TASK STATEMENT:
Produce a verbatim copy of the entries listed below.

Dataset records:
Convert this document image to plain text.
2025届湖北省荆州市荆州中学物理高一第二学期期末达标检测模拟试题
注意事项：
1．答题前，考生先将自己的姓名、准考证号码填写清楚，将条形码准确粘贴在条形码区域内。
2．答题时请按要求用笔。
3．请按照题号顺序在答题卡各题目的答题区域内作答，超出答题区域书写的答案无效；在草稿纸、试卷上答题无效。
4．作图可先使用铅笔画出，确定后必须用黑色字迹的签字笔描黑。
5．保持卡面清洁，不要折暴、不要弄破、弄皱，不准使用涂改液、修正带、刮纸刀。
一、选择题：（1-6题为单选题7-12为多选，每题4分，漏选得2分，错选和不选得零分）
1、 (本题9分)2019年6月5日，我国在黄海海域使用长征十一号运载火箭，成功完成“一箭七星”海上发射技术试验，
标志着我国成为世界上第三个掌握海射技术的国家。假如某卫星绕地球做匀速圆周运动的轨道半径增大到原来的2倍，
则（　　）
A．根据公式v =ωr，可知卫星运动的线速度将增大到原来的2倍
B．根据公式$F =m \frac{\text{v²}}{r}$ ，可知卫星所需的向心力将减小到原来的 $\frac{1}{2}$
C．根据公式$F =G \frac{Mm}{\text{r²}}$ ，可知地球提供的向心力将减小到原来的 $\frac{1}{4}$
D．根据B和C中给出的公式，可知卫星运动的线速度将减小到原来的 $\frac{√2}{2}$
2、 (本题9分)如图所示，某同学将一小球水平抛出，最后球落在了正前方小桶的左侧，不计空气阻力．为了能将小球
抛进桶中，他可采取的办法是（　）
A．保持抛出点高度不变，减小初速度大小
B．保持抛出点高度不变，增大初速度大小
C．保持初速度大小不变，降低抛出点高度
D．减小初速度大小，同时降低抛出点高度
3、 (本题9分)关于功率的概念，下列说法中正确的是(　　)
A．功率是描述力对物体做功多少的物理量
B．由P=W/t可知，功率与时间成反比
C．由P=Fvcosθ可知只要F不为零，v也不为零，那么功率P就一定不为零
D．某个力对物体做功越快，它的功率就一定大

EXPECTED ANSWER:
Convert this document image to plain text.
2025届湖北省荆州市荆州中学物理高一第二学期期末达标检测模拟试题
注意事项：
1．答题前，考生先将自己的姓名、准考证号码填写清楚，将条形码准确粘贴在条形码区域内。
2．答题时请按要求用笔。
3．请按照题号顺序在答题卡各题目的答题区域内作答，超出答题区域书写的答案无效；在草稿纸、试卷上答题无效。
4．作图可先使用铅笔画出，确定后必须用黑色字迹的签字笔描黑。
5．保持卡面清洁，不要折暴、不要弄破、弄皱，不准使用涂改液、修正带、刮纸刀。
一、选择题：（1-6题为单选题7-12为多选，每题4分，漏选得2分，错选和不选得零分）
1、 (本题9分)2019年6月5日，我国在黄海海域使用长征十一号运载火箭，成功完成“一箭七星”海上发射技术试验，
标志着我国成为世界上第三个掌握海射技术的国家。假如某卫星绕地球做匀速圆周运动的轨道半径增大到原来的2倍，
则（　　）
A．根据公式v =ωr，可知卫星运动的线速度将增大到原来的2倍
B．根据公式$F =m \frac{\text{v²}}{r}$ ，可知卫星所需的向心力将减小到原来的 $\frac{1}{2}$
C．根据公式$F =G \frac{Mm}{\text{r²}}$ ，可知地球提供的向心力将减小到原来的 $\frac{1}{4}$
D．根据B和C中给出的公式，可知卫星运动的线速度将减小到原来的 $\frac{√2}{2}$
2、 (本题9分)如图所示，某同学将一小球水平抛出，最后球落在了正前方小桶的左侧，不计空气阻力．为了能将小球
抛进桶中，他可采取的办法是（　）
A．保持抛出点高度不变，减小初速度大小
B．保持抛出点高度不变，增大初速度大小
C．保持初速度大小不变，降低抛出点高度
D．减小初速度大小，同时降低抛出点高度
3、 (本题9分)关于功率的概念，下列说法中正确的是(　　)
A．功率是描述力对物体做功多少的物理量
B．由P=W/t可知，功率与时间成反比
C．由P=Fvcosθ可知只要F不为零，v也不为零，那么功率P就一定不为零
D．某个力对物体做功越快，它的功率就一定大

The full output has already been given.